**Stated problem:**
Write out all the material exactly. Leave nothing out.

[Stored data]
▼▼▼
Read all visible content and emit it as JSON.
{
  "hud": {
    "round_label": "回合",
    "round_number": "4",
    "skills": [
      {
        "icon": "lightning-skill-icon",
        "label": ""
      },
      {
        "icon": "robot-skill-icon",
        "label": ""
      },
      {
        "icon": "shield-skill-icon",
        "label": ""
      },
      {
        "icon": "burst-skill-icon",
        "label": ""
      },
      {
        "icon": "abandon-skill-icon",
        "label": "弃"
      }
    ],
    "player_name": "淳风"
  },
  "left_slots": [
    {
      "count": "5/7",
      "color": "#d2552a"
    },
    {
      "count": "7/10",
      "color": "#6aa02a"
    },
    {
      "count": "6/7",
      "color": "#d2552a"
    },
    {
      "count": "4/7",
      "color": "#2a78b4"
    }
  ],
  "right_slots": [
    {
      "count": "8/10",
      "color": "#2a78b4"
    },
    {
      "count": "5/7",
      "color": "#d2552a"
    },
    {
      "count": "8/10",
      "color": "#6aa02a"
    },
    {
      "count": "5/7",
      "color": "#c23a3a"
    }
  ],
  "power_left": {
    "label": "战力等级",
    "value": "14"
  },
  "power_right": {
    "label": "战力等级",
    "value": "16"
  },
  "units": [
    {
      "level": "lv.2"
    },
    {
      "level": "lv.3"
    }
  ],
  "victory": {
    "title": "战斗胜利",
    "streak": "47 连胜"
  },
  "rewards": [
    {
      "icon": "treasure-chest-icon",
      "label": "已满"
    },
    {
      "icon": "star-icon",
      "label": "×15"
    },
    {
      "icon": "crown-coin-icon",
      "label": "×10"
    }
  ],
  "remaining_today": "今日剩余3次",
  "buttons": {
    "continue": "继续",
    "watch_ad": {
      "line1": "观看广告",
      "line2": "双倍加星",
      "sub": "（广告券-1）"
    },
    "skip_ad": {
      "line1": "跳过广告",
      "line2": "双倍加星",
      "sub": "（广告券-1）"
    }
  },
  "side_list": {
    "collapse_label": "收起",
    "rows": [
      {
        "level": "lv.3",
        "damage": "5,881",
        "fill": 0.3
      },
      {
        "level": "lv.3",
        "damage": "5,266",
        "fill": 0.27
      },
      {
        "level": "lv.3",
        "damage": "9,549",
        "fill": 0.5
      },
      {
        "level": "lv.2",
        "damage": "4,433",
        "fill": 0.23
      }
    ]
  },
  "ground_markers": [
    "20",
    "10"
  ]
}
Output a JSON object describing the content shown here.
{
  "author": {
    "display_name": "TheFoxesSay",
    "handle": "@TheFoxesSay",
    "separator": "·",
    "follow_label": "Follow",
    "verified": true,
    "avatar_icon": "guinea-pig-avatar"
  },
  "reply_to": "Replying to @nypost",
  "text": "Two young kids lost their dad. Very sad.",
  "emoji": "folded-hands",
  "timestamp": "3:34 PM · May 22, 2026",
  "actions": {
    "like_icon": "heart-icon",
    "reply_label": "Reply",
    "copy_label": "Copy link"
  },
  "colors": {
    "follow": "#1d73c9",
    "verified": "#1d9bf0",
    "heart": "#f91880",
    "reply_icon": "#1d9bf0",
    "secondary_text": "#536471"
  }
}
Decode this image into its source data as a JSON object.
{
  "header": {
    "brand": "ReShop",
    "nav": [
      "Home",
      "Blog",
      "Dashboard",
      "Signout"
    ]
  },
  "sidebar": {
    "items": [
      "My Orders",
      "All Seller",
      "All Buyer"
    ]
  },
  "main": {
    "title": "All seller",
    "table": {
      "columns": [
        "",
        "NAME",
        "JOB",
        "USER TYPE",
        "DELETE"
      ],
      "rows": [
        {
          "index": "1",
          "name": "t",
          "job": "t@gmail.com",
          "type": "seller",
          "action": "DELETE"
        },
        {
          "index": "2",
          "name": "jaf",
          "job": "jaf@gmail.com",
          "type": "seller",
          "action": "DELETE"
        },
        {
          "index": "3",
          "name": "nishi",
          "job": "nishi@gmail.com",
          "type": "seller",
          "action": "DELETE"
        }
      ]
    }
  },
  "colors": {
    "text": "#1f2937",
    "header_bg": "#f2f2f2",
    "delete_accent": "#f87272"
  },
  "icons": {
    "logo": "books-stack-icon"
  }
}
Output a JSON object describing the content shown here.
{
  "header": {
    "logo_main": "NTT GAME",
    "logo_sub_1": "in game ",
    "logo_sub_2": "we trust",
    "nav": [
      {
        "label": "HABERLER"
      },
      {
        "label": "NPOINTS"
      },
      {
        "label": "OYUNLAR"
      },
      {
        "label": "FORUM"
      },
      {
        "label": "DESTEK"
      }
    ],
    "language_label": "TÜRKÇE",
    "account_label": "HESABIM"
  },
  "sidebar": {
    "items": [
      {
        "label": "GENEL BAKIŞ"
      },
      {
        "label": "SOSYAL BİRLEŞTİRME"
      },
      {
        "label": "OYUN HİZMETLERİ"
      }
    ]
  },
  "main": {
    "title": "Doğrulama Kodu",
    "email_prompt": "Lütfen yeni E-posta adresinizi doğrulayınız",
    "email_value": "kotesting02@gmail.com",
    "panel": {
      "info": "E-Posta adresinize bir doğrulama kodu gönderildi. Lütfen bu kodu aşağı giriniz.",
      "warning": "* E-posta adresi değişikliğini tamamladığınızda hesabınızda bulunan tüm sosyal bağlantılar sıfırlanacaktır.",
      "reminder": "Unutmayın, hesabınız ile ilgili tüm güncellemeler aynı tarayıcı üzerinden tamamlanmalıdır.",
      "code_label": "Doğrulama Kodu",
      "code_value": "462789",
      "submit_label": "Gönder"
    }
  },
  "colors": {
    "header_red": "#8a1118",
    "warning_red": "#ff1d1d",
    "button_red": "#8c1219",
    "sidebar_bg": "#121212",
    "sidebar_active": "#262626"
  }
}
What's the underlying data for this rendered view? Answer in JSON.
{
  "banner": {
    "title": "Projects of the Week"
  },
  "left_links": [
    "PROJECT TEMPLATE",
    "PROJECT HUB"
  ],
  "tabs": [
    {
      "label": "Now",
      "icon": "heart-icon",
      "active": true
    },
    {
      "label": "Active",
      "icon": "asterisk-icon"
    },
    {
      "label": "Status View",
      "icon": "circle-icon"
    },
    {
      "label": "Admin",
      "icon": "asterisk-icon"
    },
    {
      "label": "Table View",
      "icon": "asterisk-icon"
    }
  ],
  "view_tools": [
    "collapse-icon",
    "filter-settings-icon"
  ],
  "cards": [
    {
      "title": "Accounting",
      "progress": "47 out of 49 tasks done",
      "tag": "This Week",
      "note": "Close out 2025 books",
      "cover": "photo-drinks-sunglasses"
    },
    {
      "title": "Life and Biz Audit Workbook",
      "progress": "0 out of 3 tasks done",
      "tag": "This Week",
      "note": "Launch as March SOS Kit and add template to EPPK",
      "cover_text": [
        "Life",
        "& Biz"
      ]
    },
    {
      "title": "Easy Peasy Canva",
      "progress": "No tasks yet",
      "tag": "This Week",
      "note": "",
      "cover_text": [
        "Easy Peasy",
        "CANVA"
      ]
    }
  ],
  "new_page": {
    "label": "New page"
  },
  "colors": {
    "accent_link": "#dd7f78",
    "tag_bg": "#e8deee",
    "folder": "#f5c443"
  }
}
▲▲▲
**Written response:**
Read all visible content and emit it as JSON.
{
  "hud": {
    "round_label": "回合",
    "round_number": "4",
    "skills": [
      {
        "icon": "lightning-skill-icon",
        "label": ""
      },
      {
        "icon": "robot-skill-icon",
        "label": ""
      },
      {
        "icon": "shield-skill-icon",
        "label": ""
      },
      {
        "icon": "burst-skill-icon",
        "label": ""
      },
      {
        "icon": "abandon-skill-icon",
        "label": "弃"
      }
    ],
    "player_name": "淳风"
  },
  "left_slots": [
    {
      "count": "5/7",
      "color": "#d2552a"
    },
    {
      "count": "7/10",
      "color": "#6aa02a"
    },
    {
      "count": "6/7",
      "color": "#d2552a"
    },
    {
      "count": "4/7",
      "color": "#2a78b4"
    }
  ],
  "right_slots": [
    {
      "count": "8/10",
      "color": "#2a78b4"
    },
    {
      "count": "5/7",
      "color": "#d2552a"
    },
    {
      "count": "8/10",
      "color": "#6aa02a"
    },
    {
      "count": "5/7",
      "color": "#c23a3a"
    }
  ],
  "power_left": {
    "label": "战力等级",
    "value": "14"
  },
  "power_right": {
    "label": "战力等级",
    "value": "16"
  },
  "units": [
    {
      "level": "lv.2"
    },
    {
      "level": "lv.3"
    }
  ],
  "victory": {
    "title": "战斗胜利",
    "streak": "47 连胜"
  },
  "rewards": [
    {
      "icon": "treasure-chest-icon",
      "label": "已满"
    },
    {
      "icon": "star-icon",
      "label": "×15"
    },
    {
      "icon": "crown-coin-icon",
      "label": "×10"
    }
  ],
  "remaining_today": "今日剩余3次",
  "buttons": {
    "continue": "继续",
    "watch_ad": {
      "line1": "观看广告",
      "line2": "双倍加星",
      "sub": "（广告券-1）"
    },
    "skip_ad": {
      "line1": "跳过广告",
      "line2": "双倍加星",
      "sub": "（广告券-1）"
    }
  },
  "side_list": {
    "collapse_label": "收起",
    "rows": [
      {
        "level": "lv.3",
        "damage": "5,881",
        "fill": 0.3
      },
      {
        "level": "lv.3",
        "damage": "5,266",
        "fill": 0.27
      },
      {
        "level": "lv.3",
        "damage": "9,549",
        "fill": 0.5
      },
      {
        "level": "lv.2",
        "damage": "4,433",
        "fill": 0.23
      }
    ]
  },
  "ground_markers": [
    "20",
    "10"
  ]
}
Output a JSON object describing the content shown here.
{
  "author": {
    "display_name": "TheFoxesSay",
    "handle": "@TheFoxesSay",
    "separator": "·",
    "follow_label": "Follow",
    "verified": true,
    "avatar_icon": "guinea-pig-avatar"
  },
  "reply_to": "Replying to @nypost",
  "text": "Two young kids lost their dad. Very sad.",
  "emoji": "folded-hands",
  "timestamp": "3:34 PM · May 22, 2026",
  "actions": {
    "like_icon": "heart-icon",
    "reply_label": "Reply",
    "copy_label": "Copy link"
  },
  "colors": {
    "follow": "#1d73c9",
    "verified": "#1d9bf0",
    "heart": "#f91880",
    "reply_icon": "#1d9bf0",
    "secondary_text": "#536471"
  }
}
Decode this image into its source data as a JSON object.
{
  "header": {
    "brand": "ReShop",
    "nav": [
      "Home",
      "Blog",
      "Dashboard",
      "Signout"
    ]
  },
  "sidebar": {
    "items": [
      "My Orders",
      "All Seller",
      "All Buyer"
    ]
  },
  "main": {
    "title": "All seller",
    "table": {
      "columns": [
        "",
        "NAME",
        "JOB",
        "USER TYPE",
        "DELETE"
      ],
      "rows": [
        {
          "index": "1",
          "name": "t",
          "job": "t@gmail.com",
          "type": "seller",
          "action": "DELETE"
        },
        {
          "index": "2",
          "name": "jaf",
          "job": "jaf@gmail.com",
          "type": "seller",
          "action": "DELETE"
        },
        {
          "index": "3",
          "name": "nishi",
          "job": "nishi@gmail.com",
          "type": "seller",
          "action": "DELETE"
        }
      ]
    }
  },
  "colors": {
    "text": "#1f2937",
    "header_bg": "#f2f2f2",
    "delete_accent": "#f87272"
  },
  "icons": {
    "logo": "books-stack-icon"
  }
}
Output a JSON object describing the content shown here.
{
  "header": {
    "logo_main": "NTT GAME",
    "logo_sub_1": "in game ",
    "logo_sub_2": "we trust",
    "nav": [
      {
        "label": "HABERLER"
      },
      {
        "label": "NPOINTS"
      },
      {
        "label": "OYUNLAR"
      },
      {
        "label": "FORUM"
      },
      {
        "label": "DESTEK"
      }
    ],
    "language_label": "TÜRKÇE",
    "account_label": "HESABIM"
  },
  "sidebar": {
    "items": [
      {
        "label": "GENEL BAKIŞ"
      },
      {
        "label": "SOSYAL BİRLEŞTİRME"
      },
      {
        "label": "OYUN HİZMETLERİ"
      }
    ]
  },
  "main": {
    "title": "Doğrulama Kodu",
    "email_prompt": "Lütfen yeni E-posta adresinizi doğrulayınız",
    "email_value": "kotesting02@gmail.com",
    "panel": {
      "info": "E-Posta adresinize bir doğrulama kodu gönderildi. Lütfen bu kodu aşağı giriniz.",
      "warning": "* E-posta adresi değişikliğini tamamladığınızda hesabınızda bulunan tüm sosyal bağlantılar sıfırlanacaktır.",
      "reminder": "Unutmayın, hesabınız ile ilgili tüm güncellemeler aynı tarayıcı üzerinden tamamlanmalıdır.",
      "code_label": "Doğrulama Kodu",
      "code_value": "462789",
      "submit_label": "Gönder"
    }
  },
  "colors": {
    "header_red": "#8a1118",
    "warning_red": "#ff1d1d",
    "button_red": "#8c1219",
    "sidebar_bg": "#121212",
    "sidebar_active": "#262626"
  }
}
What's the underlying data for this rendered view? Answer in JSON.
{
  "banner": {
    "title": "Projects of the Week"
  },
  "left_links": [
    "PROJECT TEMPLATE",
    "PROJECT HUB"
  ],
  "tabs": [
    {
      "label": "Now",
      "icon": "heart-icon",
      "active": true
    },
    {
      "label": "Active",
      "icon": "asterisk-icon"
    },
    {
      "label": "Status View",
      "icon": "circle-icon"
    },
    {
      "label": "Admin",
      "icon": "asterisk-icon"
    },
    {
      "label": "Table View",
      "icon": "asterisk-icon"
    }
  ],
  "view_tools": [
    "collapse-icon",
    "filter-settings-icon"
  ],
  "cards": [
    {
      "title": "Accounting",
      "progress": "47 out of 49 tasks done",
      "tag": "This Week",
      "note": "Close out 2025 books",
      "cover": "photo-drinks-sunglasses"
    },
    {
      "title": "Life and Biz Audit Workbook",
      "progress": "0 out of 3 tasks done",
      "tag": "This Week",
      "note": "Launch as March SOS Kit and add template to EPPK",
      "cover_text": [
        "Life",
        "& Biz"
      ]
    },
    {
      "title": "Easy Peasy Canva",
      "progress": "No tasks yet",
      "tag": "This Week",
      "note": "",
      "cover_text": [
        "Easy Peasy",
        "CANVA"
      ]
    }
  ],
  "new_page": {
    "label": "New page"
  },
  "colors": {
    "accent_link": "#dd7f78",
    "tag_bg": "#e8deee",
    "folder": "#f5c443"
  }
}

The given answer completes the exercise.